» **Goal of the exercise**:
Write each record again exactly as it stands.

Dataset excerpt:
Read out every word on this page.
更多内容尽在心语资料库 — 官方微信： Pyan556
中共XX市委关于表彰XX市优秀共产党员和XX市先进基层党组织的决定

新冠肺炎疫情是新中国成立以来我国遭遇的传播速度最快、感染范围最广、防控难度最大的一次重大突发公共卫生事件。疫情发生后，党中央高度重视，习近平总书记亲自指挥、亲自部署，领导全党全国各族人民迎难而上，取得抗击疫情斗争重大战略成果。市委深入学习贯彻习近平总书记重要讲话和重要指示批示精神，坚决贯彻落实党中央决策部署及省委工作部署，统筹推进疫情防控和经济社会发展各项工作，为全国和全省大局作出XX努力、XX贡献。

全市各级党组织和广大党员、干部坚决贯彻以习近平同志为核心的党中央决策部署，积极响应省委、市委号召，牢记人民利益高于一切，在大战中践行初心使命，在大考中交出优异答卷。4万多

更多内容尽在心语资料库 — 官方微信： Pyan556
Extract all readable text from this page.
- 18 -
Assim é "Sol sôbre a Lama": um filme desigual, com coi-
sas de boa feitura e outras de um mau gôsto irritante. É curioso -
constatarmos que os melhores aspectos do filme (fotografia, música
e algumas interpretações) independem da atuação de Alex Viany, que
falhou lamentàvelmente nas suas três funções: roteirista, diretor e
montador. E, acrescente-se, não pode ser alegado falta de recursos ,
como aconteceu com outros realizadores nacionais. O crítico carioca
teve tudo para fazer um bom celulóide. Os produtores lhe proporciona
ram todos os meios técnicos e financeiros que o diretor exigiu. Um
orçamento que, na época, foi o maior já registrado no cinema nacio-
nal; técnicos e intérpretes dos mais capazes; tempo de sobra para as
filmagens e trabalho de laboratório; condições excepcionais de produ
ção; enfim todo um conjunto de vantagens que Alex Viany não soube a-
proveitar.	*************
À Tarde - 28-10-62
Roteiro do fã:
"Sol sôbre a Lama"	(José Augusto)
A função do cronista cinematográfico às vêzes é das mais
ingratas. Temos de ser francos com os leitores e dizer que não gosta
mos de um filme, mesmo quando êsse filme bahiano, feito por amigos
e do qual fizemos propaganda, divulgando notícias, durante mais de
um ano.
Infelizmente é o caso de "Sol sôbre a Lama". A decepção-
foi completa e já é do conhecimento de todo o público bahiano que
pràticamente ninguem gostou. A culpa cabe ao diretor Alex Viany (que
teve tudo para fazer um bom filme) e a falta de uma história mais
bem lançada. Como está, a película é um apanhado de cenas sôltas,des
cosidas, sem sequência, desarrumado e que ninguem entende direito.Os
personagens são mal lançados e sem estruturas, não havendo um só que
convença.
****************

» **Reply to the task**:
Read out every word on this page.
更多内容尽在心语资料库 — 官方微信： Pyan556
中共XX市委关于表彰XX市优秀共产党员和XX市先进基层党组织的决定

新冠肺炎疫情是新中国成立以来我国遭遇的传播速度最快、感染范围最广、防控难度最大的一次重大突发公共卫生事件。疫情发生后，党中央高度重视，习近平总书记亲自指挥、亲自部署，领导全党全国各族人民迎难而上，取得抗击疫情斗争重大战略成果。市委深入学习贯彻习近平总书记重要讲话和重要指示批示精神，坚决贯彻落实党中央决策部署及省委工作部署，统筹推进疫情防控和经济社会发展各项工作，为全国和全省大局作出XX努力、XX贡献。

全市各级党组织和广大党员、干部坚决贯彻以习近平同志为核心的党中央决策部署，积极响应省委、市委号召，牢记人民利益高于一切，在大战中践行初心使命，在大考中交出优异答卷。4万多

更多内容尽在心语资料库 — 官方微信： Pyan556
Extract all readable text from this page.
- 18 -
Assim é "Sol sôbre a Lama": um filme desigual, com coi-
sas de boa feitura e outras de um mau gôsto irritante. É curioso -
constatarmos que os melhores aspectos do filme (fotografia, música
e algumas interpretações) independem da atuação de Alex Viany, que
falhou lamentàvelmente nas suas três funções: roteirista, diretor e
montador. E, acrescente-se, não pode ser alegado falta de recursos ,
como aconteceu com outros realizadores nacionais. O crítico carioca
teve tudo para fazer um bom celulóide. Os produtores lhe proporciona
ram todos os meios técnicos e financeiros que o diretor exigiu. Um
orçamento que, na época, foi o maior já registrado no cinema nacio-
nal; técnicos e intérpretes dos mais capazes; tempo de sobra para as
filmagens e trabalho de laboratório; condições excepcionais de produ
ção; enfim todo um conjunto de vantagens que Alex Viany não soube a-
proveitar.	*************
À Tarde - 28-10-62
Roteiro do fã:
"Sol sôbre a Lama"	(José Augusto)
A função do cronista cinematográfico às vêzes é das mais
ingratas. Temos de ser francos com os leitores e dizer que não gosta
mos de um filme, mesmo quando êsse filme bahiano, feito por amigos
e do qual fizemos propaganda, divulgando notícias, durante mais de
um ano.
Infelizmente é o caso de "Sol sôbre a Lama". A decepção-
foi completa e já é do conhecimento de todo o público bahiano que
pràticamente ninguem gostou. A culpa cabe ao diretor Alex Viany (que
teve tudo para fazer um bom filme) e a falta de uma história mais
bem lançada. Como está, a película é um apanhado de cenas sôltas,des
cosidas, sem sequência, desarrumado e que ninguem entende direito.Os
personagens são mal lançados e sem estruturas, não havendo um só que
convença.
****************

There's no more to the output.